# Collected data entries:

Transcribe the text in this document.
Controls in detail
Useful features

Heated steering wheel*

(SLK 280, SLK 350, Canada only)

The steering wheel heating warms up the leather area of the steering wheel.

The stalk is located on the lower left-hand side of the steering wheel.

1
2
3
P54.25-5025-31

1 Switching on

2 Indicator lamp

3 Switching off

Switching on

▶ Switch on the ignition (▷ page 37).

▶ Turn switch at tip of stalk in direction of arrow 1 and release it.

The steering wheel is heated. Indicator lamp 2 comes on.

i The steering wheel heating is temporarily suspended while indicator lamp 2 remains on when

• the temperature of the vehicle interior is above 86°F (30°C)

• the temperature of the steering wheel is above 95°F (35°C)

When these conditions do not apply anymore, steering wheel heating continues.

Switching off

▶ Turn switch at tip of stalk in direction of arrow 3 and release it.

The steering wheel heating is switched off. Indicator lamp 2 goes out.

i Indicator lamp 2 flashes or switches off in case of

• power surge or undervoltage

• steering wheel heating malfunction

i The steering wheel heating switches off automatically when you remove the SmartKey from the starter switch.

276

# THE TASK:
Print all of the entries exactly as they appear.

# EXPECTED ANSWER:
Transcribe the text in this document.
Controls in detail
Useful features

Heated steering wheel*

(SLK 280, SLK 350, Canada only)

The steering wheel heating warms up the leather area of the steering wheel.

The stalk is located on the lower left-hand side of the steering wheel.

1
2
3
P54.25-5025-31

1 Switching on

2 Indicator lamp

3 Switching off

Switching on

▶ Switch on the ignition (▷ page 37).

▶ Turn switch at tip of stalk in direction of arrow 1 and release it.

The steering wheel is heated. Indicator lamp 2 comes on.

i The steering wheel heating is temporarily suspended while indicator lamp 2 remains on when

• the temperature of the vehicle interior is above 86°F (30°C)

• the temperature of the steering wheel is above 95°F (35°C)

When these conditions do not apply anymore, steering wheel heating continues.

Switching off

▶ Turn switch at tip of stalk in direction of arrow 3 and release it.

The steering wheel heating is switched off. Indicator lamp 2 goes out.

i Indicator lamp 2 flashes or switches off in case of

• power surge or undervoltage

• steering wheel heating malfunction

i The steering wheel heating switches off automatically when you remove the SmartKey from the starter switch.

276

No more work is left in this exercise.